The material below should be written out in full and exactly; pictures stay out of the copy.

▶ [Data for processing]:
▼

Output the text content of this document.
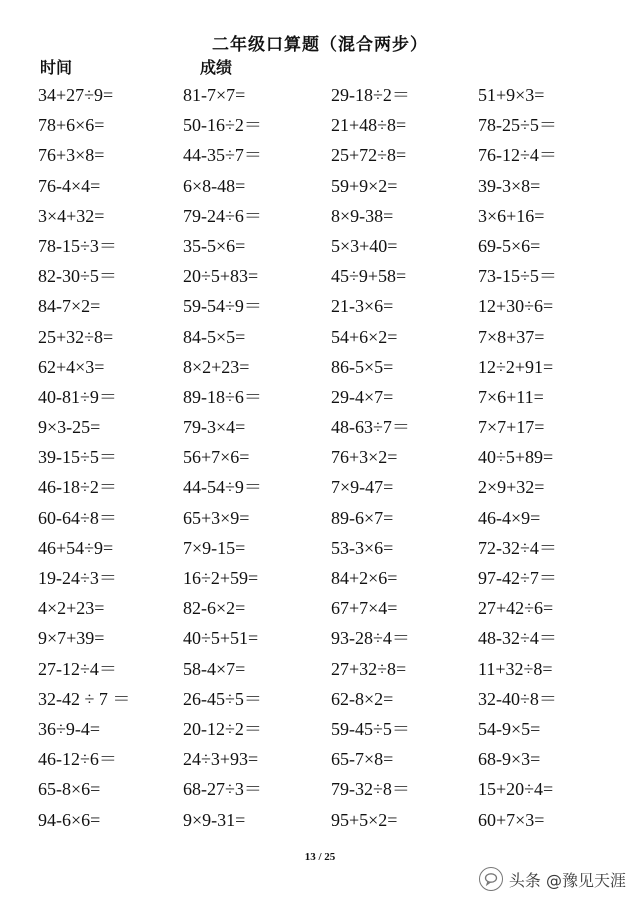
二年级口算题（混合两步）
时间	成绩
34+27÷9=	81-7×7=	29-18÷2＝	51+9×3=
78+6×6=	50-16÷2＝	21+48÷8=	78-25÷5＝
76+3×8=	44-35÷7＝	25+72÷8=	76-12÷4＝
76-4×4=	6×8-48=	59+9×2=	39-3×8=
3×4+32=	79-24÷6＝	8×9-38=	3×6+16=
78-15÷3＝	35-5×6=	5×3+40=	69-5×6=
82-30÷5＝	20÷5+83=	45÷9+58=	73-15÷5＝
84-7×2=	59-54÷9＝	21-3×6=	12+30÷6=
25+32÷8=	84-5×5=	54+6×2=	7×8+37=
62+4×3=	8×2+23=	86-5×5=	12÷2+91=
40-81÷9＝	89-18÷6＝	29-4×7=	7×6+11=
9×3-25=	79-3×4=	48-63÷7＝	7×7+17=
39-15÷5＝	56+7×6=	76+3×2=	40÷5+89=
46-18÷2＝	44-54÷9＝	7×9-47=	2×9+32=
60-64÷8＝	65+3×9=	89-6×7=	46-4×9=
46+54÷9=	7×9-15=	53-3×6=	72-32÷4＝
19-24÷3＝	16÷2+59=	84+2×6=	97-42÷7＝
4×2+23=	82-6×2=	67+7×4=	27+42÷6=
9×7+39=	40÷5+51=	93-28÷4＝	48-32÷4＝
27-12÷4＝	58-4×7=	27+32÷8=	11+32÷8=
32-42 ÷ 7 ＝	26-45÷5＝	62-8×2=	32-40÷8＝
36÷9-4=	20-12÷2＝	59-45÷5＝	54-9×5=
46-12÷6＝	24÷3+93=	65-7×8=	68-9×3=
65-8×6=	68-27÷3＝	79-32÷8＝	15+20÷4=
94-6×6=	9×9-31=	95+5×2=	60+7×3=
13 / 25
头条 @豫见天涯
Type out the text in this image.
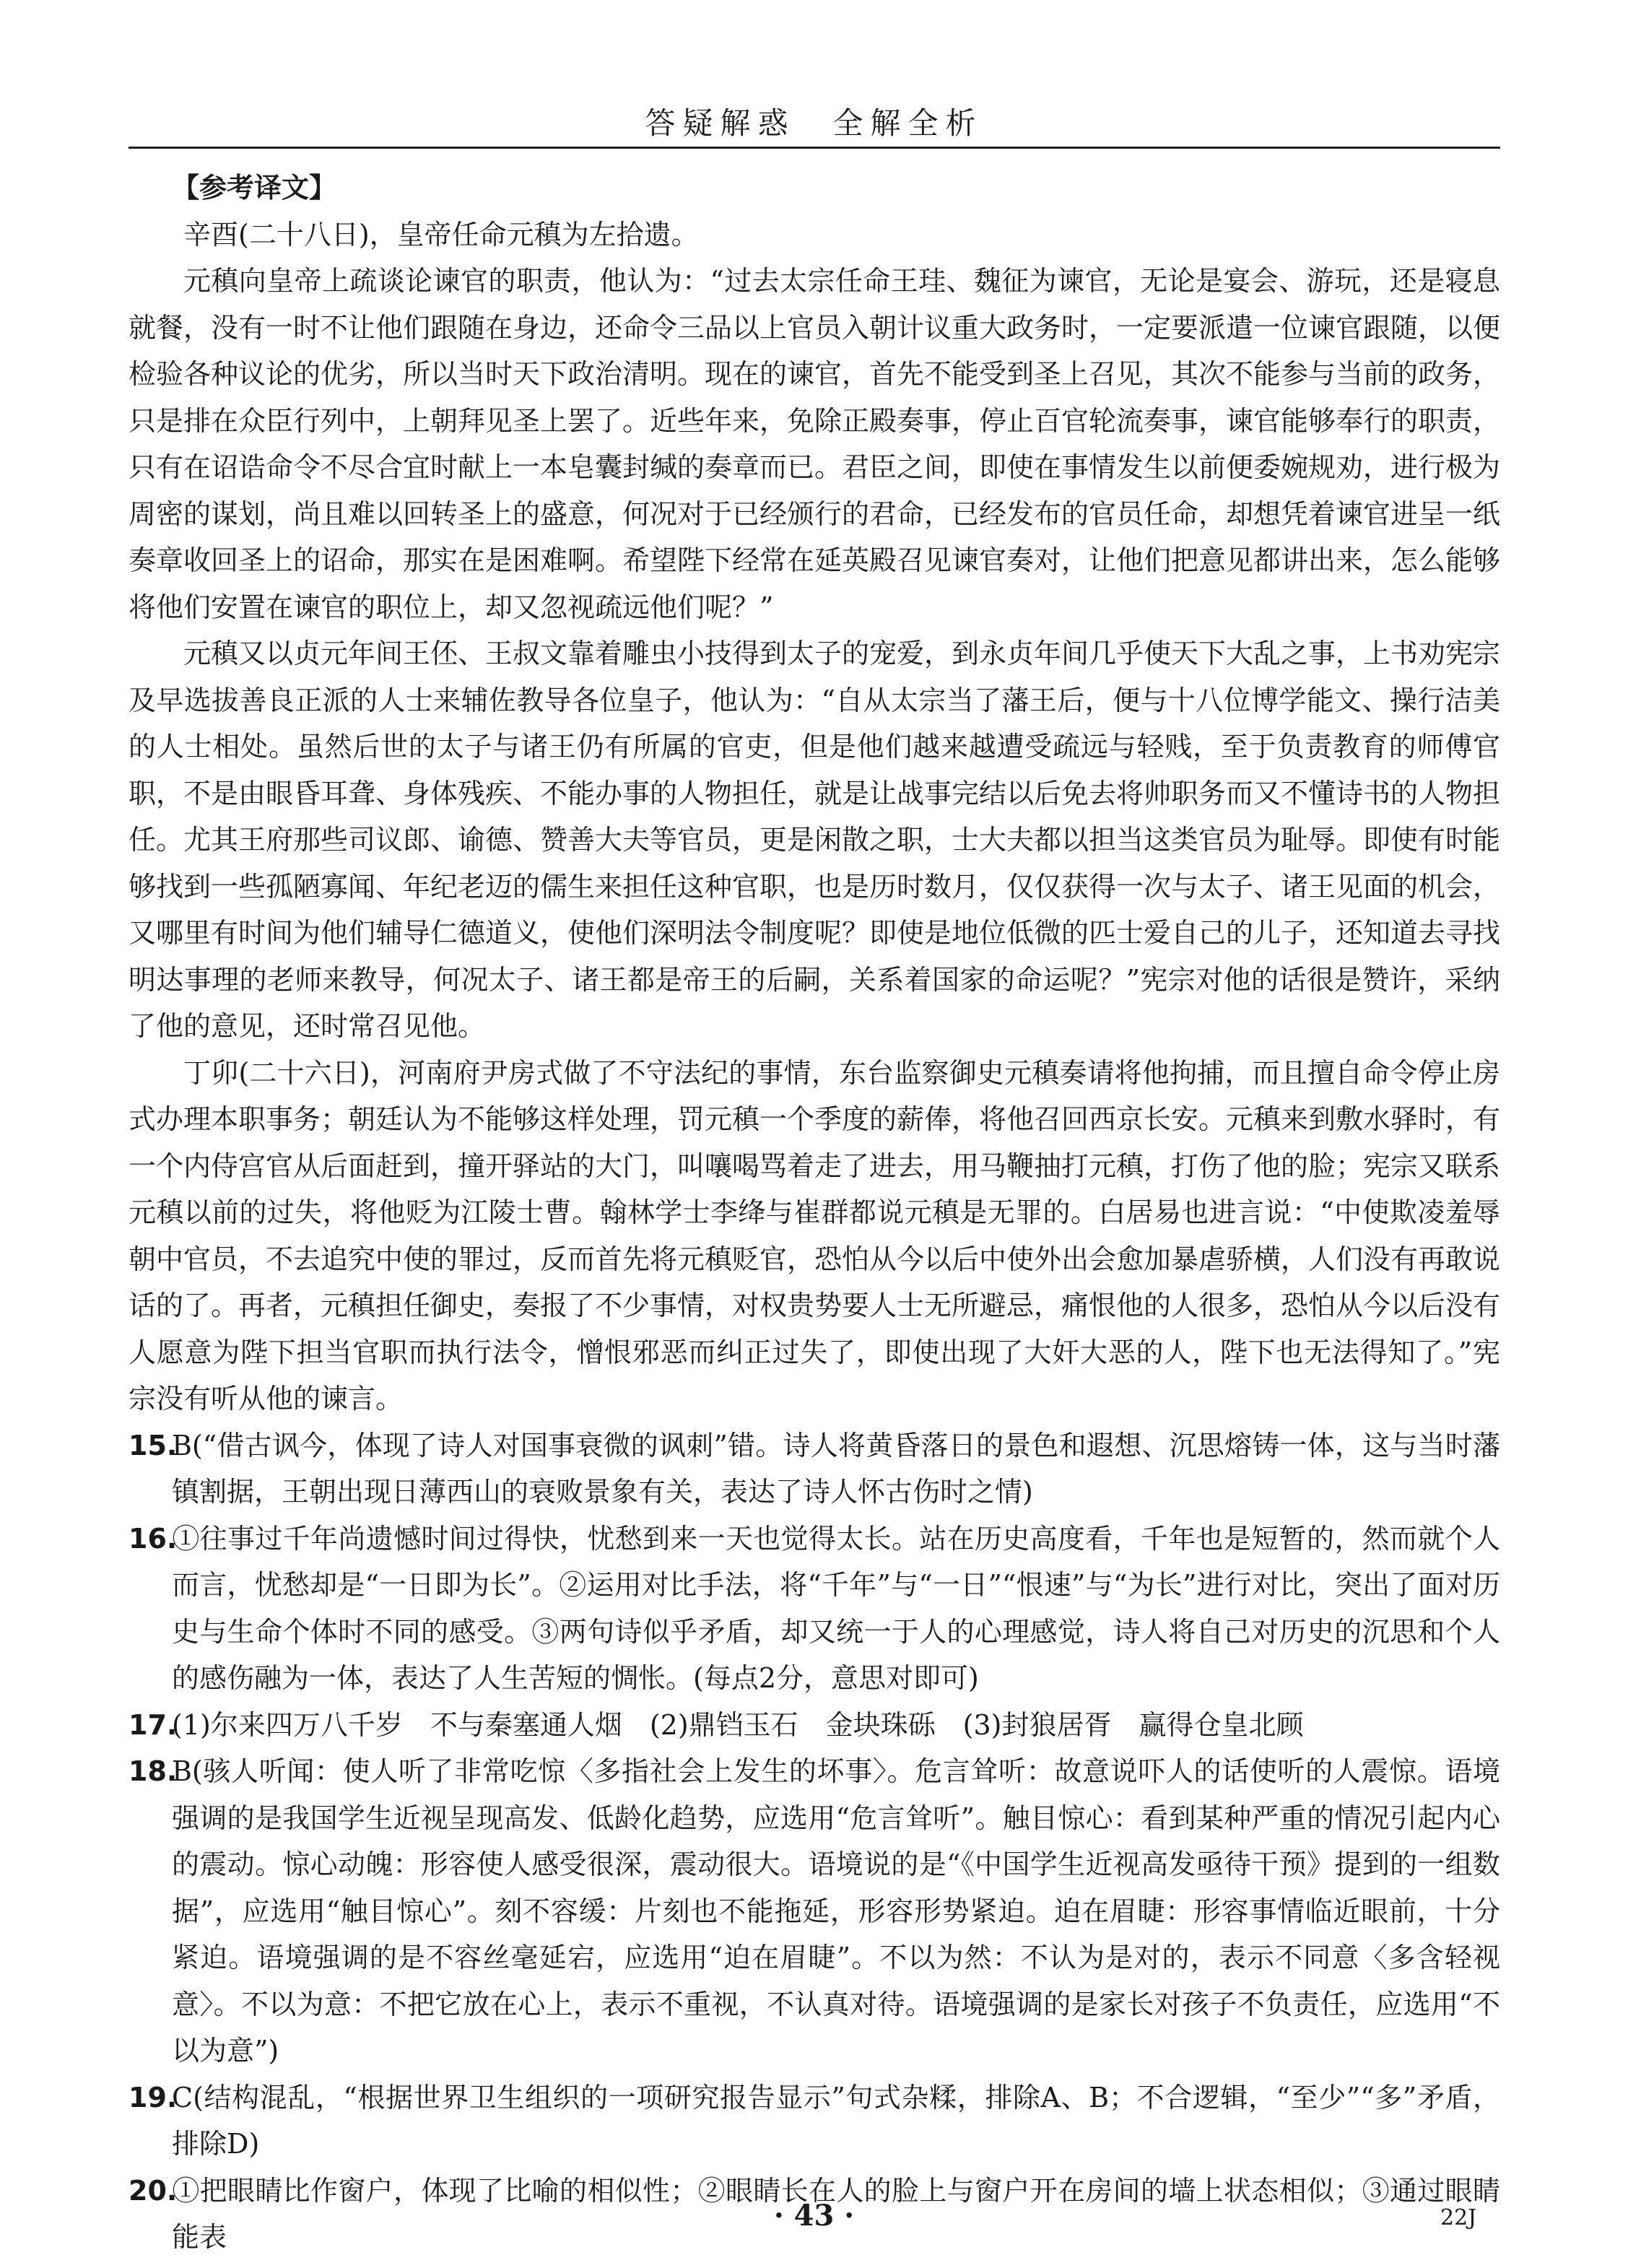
答疑解惑　全解全析

【参考译文】

辛酉(二十八日)，皇帝任命元稹为左拾遗。

元稹向皇帝上疏谈论谏官的职责，他认为：“过去太宗任命王珪、魏征为谏官，无论是宴会、游玩，还是寝息就餐，没有一时不让他们跟随在身边，还命令三品以上官员入朝计议重大政务时，一定要派遣一位谏官跟随，以便检验各种议论的优劣，所以当时天下政治清明。现在的谏官，首先不能受到圣上召见，其次不能参与当前的政务，只是排在众臣行列中，上朝拜见圣上罢了。近些年来，免除正殿奏事，停止百官轮流奏事，谏官能够奉行的职责，只有在诏诰命令不尽合宜时献上一本皂囊封缄的奏章而已。君臣之间，即使在事情发生以前便委婉规劝，进行极为周密的谋划，尚且难以回转圣上的盛意，何况对于已经颁行的君命，已经发布的官员任命，却想凭着谏官进呈一纸奏章收回圣上的诏命，那实在是困难啊。希望陛下经常在延英殿召见谏官奏对，让他们把意见都讲出来，怎么能够将他们安置在谏官的职位上，却又忽视疏远他们呢？”

元稹又以贞元年间王伾、王叔文靠着雕虫小技得到太子的宠爱，到永贞年间几乎使天下大乱之事，上书劝宪宗及早选拔善良正派的人士来辅佐教导各位皇子，他认为：“自从太宗当了藩王后，便与十八位博学能文、操行洁美的人士相处。虽然后世的太子与诸王仍有所属的官吏，但是他们越来越遭受疏远与轻贱，至于负责教育的师傅官职，不是由眼昏耳聋、身体残疾、不能办事的人物担任，就是让战事完结以后免去将帅职务而又不懂诗书的人物担任。尤其王府那些司议郎、谕德、赞善大夫等官员，更是闲散之职，士大夫都以担当这类官员为耻辱。即使有时能够找到一些孤陋寡闻、年纪老迈的儒生来担任这种官职，也是历时数月，仅仅获得一次与太子、诸王见面的机会，又哪里有时间为他们辅导仁德道义，使他们深明法令制度呢？即使是地位低微的匹士爱自己的儿子，还知道去寻找明达事理的老师来教导，何况太子、诸王都是帝王的后嗣，关系着国家的命运呢？”宪宗对他的话很是赞许，采纳了他的意见，还时常召见他。

丁卯(二十六日)，河南府尹房式做了不守法纪的事情，东台监察御史元稹奏请将他拘捕，而且擅自命令停止房式办理本职事务；朝廷认为不能够这样处理，罚元稹一个季度的薪俸，将他召回西京长安。元稹来到敷水驿时，有一个内侍宫官从后面赶到，撞开驿站的大门，叫嚷喝骂着走了进去，用马鞭抽打元稹，打伤了他的脸；宪宗又联系元稹以前的过失，将他贬为江陵士曹。翰林学士李绛与崔群都说元稹是无罪的。白居易也进言说：“中使欺凌羞辱朝中官员，不去追究中使的罪过，反而首先将元稹贬官，恐怕从今以后中使外出会愈加暴虐骄横，人们没有再敢说话的了。再者，元稹担任御史，奏报了不少事情，对权贵势要人士无所避忌，痛恨他的人很多，恐怕从今以后没有人愿意为陛下担当官职而执行法令，憎恨邪恶而纠正过失了，即使出现了大奸大恶的人，陛下也无法得知了。”宪宗没有听从他的谏言。

15.B(“借古讽今，体现了诗人对国事衰微的讽刺”错。诗人将黄昏落日的景色和遐想、沉思熔铸一体，这与当时藩镇割据，王朝出现日薄西山的衰败景象有关，表达了诗人怀古伤时之情)

16.①往事过千年尚遗憾时间过得快，忧愁到来一天也觉得太长。站在历史高度看，千年也是短暂的，然而就个人而言，忧愁却是“一日即为长”。②运用对比手法，将“千年”与“一日”“恨速”与“为长”进行对比，突出了面对历史与生命个体时不同的感受。③两句诗似乎矛盾，却又统一于人的心理感觉，诗人将自己对历史的沉思和个人的感伤融为一体，表达了人生苦短的惆怅。(每点2分，意思对即可)

17.(1)尔来四万八千岁　不与秦塞通人烟　(2)鼎铛玉石　金块珠砾　(3)封狼居胥　赢得仓皇北顾

18.B(骇人听闻：使人听了非常吃惊〈多指社会上发生的坏事〉。危言耸听：故意说吓人的话使听的人震惊。语境强调的是我国学生近视呈现高发、低龄化趋势，应选用“危言耸听”。触目惊心：看到某种严重的情况引起内心的震动。惊心动魄：形容使人感受很深，震动很大。语境说的是“《中国学生近视高发亟待干预》提到的一组数据”，应选用“触目惊心”。刻不容缓：片刻也不能拖延，形容形势紧迫。迫在眉睫：形容事情临近眼前，十分紧迫。语境强调的是不容丝毫延宕，应选用“迫在眉睫”。不以为然：不认为是对的，表示不同意〈多含轻视意〉。不以为意：不把它放在心上，表示不重视，不认真对待。语境强调的是家长对孩子不负责任，应选用“不以为意”)

19.C(结构混乱，“根据世界卫生组织的一项研究报告显示”句式杂糅，排除A、B；不合逻辑，“至少”“多”矛盾，排除D)

20.①把眼睛比作窗户，体现了比喻的相似性；②眼睛长在人的脸上与窗户开在房间的墙上状态相似；③通过眼睛能表

· 43 ·	22J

▲

▶ [Solution for this problem]:
Output the text content of this document.
二年级口算题（混合两步）
时间	成绩
34+27÷9=	81-7×7=	29-18÷2＝	51+9×3=
78+6×6=	50-16÷2＝	21+48÷8=	78-25÷5＝
76+3×8=	44-35÷7＝	25+72÷8=	76-12÷4＝
76-4×4=	6×8-48=	59+9×2=	39-3×8=
3×4+32=	79-24÷6＝	8×9-38=	3×6+16=
78-15÷3＝	35-5×6=	5×3+40=	69-5×6=
82-30÷5＝	20÷5+83=	45÷9+58=	73-15÷5＝
84-7×2=	59-54÷9＝	21-3×6=	12+30÷6=
25+32÷8=	84-5×5=	54+6×2=	7×8+37=
62+4×3=	8×2+23=	86-5×5=	12÷2+91=
40-81÷9＝	89-18÷6＝	29-4×7=	7×6+11=
9×3-25=	79-3×4=	48-63÷7＝	7×7+17=
39-15÷5＝	56+7×6=	76+3×2=	40÷5+89=
46-18÷2＝	44-54÷9＝	7×9-47=	2×9+32=
60-64÷8＝	65+3×9=	89-6×7=	46-4×9=
46+54÷9=	7×9-15=	53-3×6=	72-32÷4＝
19-24÷3＝	16÷2+59=	84+2×6=	97-42÷7＝
4×2+23=	82-6×2=	67+7×4=	27+42÷6=
9×7+39=	40÷5+51=	93-28÷4＝	48-32÷4＝
27-12÷4＝	58-4×7=	27+32÷8=	11+32÷8=
32-42 ÷ 7 ＝	26-45÷5＝	62-8×2=	32-40÷8＝
36÷9-4=	20-12÷2＝	59-45÷5＝	54-9×5=
46-12÷6＝	24÷3+93=	65-7×8=	68-9×3=
65-8×6=	68-27÷3＝	79-32÷8＝	15+20÷4=
94-6×6=	9×9-31=	95+5×2=	60+7×3=
13 / 25
头条 @豫见天涯
Type out the text in this image.
答疑解惑　全解全析

【参考译文】

辛酉(二十八日)，皇帝任命元稹为左拾遗。

元稹向皇帝上疏谈论谏官的职责，他认为：“过去太宗任命王珪、魏征为谏官，无论是宴会、游玩，还是寝息就餐，没有一时不让他们跟随在身边，还命令三品以上官员入朝计议重大政务时，一定要派遣一位谏官跟随，以便检验各种议论的优劣，所以当时天下政治清明。现在的谏官，首先不能受到圣上召见，其次不能参与当前的政务，只是排在众臣行列中，上朝拜见圣上罢了。近些年来，免除正殿奏事，停止百官轮流奏事，谏官能够奉行的职责，只有在诏诰命令不尽合宜时献上一本皂囊封缄的奏章而已。君臣之间，即使在事情发生以前便委婉规劝，进行极为周密的谋划，尚且难以回转圣上的盛意，何况对于已经颁行的君命，已经发布的官员任命，却想凭着谏官进呈一纸奏章收回圣上的诏命，那实在是困难啊。希望陛下经常在延英殿召见谏官奏对，让他们把意见都讲出来，怎么能够将他们安置在谏官的职位上，却又忽视疏远他们呢？”

元稹又以贞元年间王伾、王叔文靠着雕虫小技得到太子的宠爱，到永贞年间几乎使天下大乱之事，上书劝宪宗及早选拔善良正派的人士来辅佐教导各位皇子，他认为：“自从太宗当了藩王后，便与十八位博学能文、操行洁美的人士相处。虽然后世的太子与诸王仍有所属的官吏，但是他们越来越遭受疏远与轻贱，至于负责教育的师傅官职，不是由眼昏耳聋、身体残疾、不能办事的人物担任，就是让战事完结以后免去将帅职务而又不懂诗书的人物担任。尤其王府那些司议郎、谕德、赞善大夫等官员，更是闲散之职，士大夫都以担当这类官员为耻辱。即使有时能够找到一些孤陋寡闻、年纪老迈的儒生来担任这种官职，也是历时数月，仅仅获得一次与太子、诸王见面的机会，又哪里有时间为他们辅导仁德道义，使他们深明法令制度呢？即使是地位低微的匹士爱自己的儿子，还知道去寻找明达事理的老师来教导，何况太子、诸王都是帝王的后嗣，关系着国家的命运呢？”宪宗对他的话很是赞许，采纳了他的意见，还时常召见他。

丁卯(二十六日)，河南府尹房式做了不守法纪的事情，东台监察御史元稹奏请将他拘捕，而且擅自命令停止房式办理本职事务；朝廷认为不能够这样处理，罚元稹一个季度的薪俸，将他召回西京长安。元稹来到敷水驿时，有一个内侍宫官从后面赶到，撞开驿站的大门，叫嚷喝骂着走了进去，用马鞭抽打元稹，打伤了他的脸；宪宗又联系元稹以前的过失，将他贬为江陵士曹。翰林学士李绛与崔群都说元稹是无罪的。白居易也进言说：“中使欺凌羞辱朝中官员，不去追究中使的罪过，反而首先将元稹贬官，恐怕从今以后中使外出会愈加暴虐骄横，人们没有再敢说话的了。再者，元稹担任御史，奏报了不少事情，对权贵势要人士无所避忌，痛恨他的人很多，恐怕从今以后没有人愿意为陛下担当官职而执行法令，憎恨邪恶而纠正过失了，即使出现了大奸大恶的人，陛下也无法得知了。”宪宗没有听从他的谏言。

15.B(“借古讽今，体现了诗人对国事衰微的讽刺”错。诗人将黄昏落日的景色和遐想、沉思熔铸一体，这与当时藩镇割据，王朝出现日薄西山的衰败景象有关，表达了诗人怀古伤时之情)

16.①往事过千年尚遗憾时间过得快，忧愁到来一天也觉得太长。站在历史高度看，千年也是短暂的，然而就个人而言，忧愁却是“一日即为长”。②运用对比手法，将“千年”与“一日”“恨速”与“为长”进行对比，突出了面对历史与生命个体时不同的感受。③两句诗似乎矛盾，却又统一于人的心理感觉，诗人将自己对历史的沉思和个人的感伤融为一体，表达了人生苦短的惆怅。(每点2分，意思对即可)

17.(1)尔来四万八千岁　不与秦塞通人烟　(2)鼎铛玉石　金块珠砾　(3)封狼居胥　赢得仓皇北顾

18.B(骇人听闻：使人听了非常吃惊〈多指社会上发生的坏事〉。危言耸听：故意说吓人的话使听的人震惊。语境强调的是我国学生近视呈现高发、低龄化趋势，应选用“危言耸听”。触目惊心：看到某种严重的情况引起内心的震动。惊心动魄：形容使人感受很深，震动很大。语境说的是“《中国学生近视高发亟待干预》提到的一组数据”，应选用“触目惊心”。刻不容缓：片刻也不能拖延，形容形势紧迫。迫在眉睫：形容事情临近眼前，十分紧迫。语境强调的是不容丝毫延宕，应选用“迫在眉睫”。不以为然：不认为是对的，表示不同意〈多含轻视意〉。不以为意：不把它放在心上，表示不重视，不认真对待。语境强调的是家长对孩子不负责任，应选用“不以为意”)

19.C(结构混乱，“根据世界卫生组织的一项研究报告显示”句式杂糅，排除A、B；不合逻辑，“至少”“多”矛盾，排除D)

20.①把眼睛比作窗户，体现了比喻的相似性；②眼睛长在人的脸上与窗户开在房间的墙上状态相似；③通过眼睛能表

· 43 ·	22J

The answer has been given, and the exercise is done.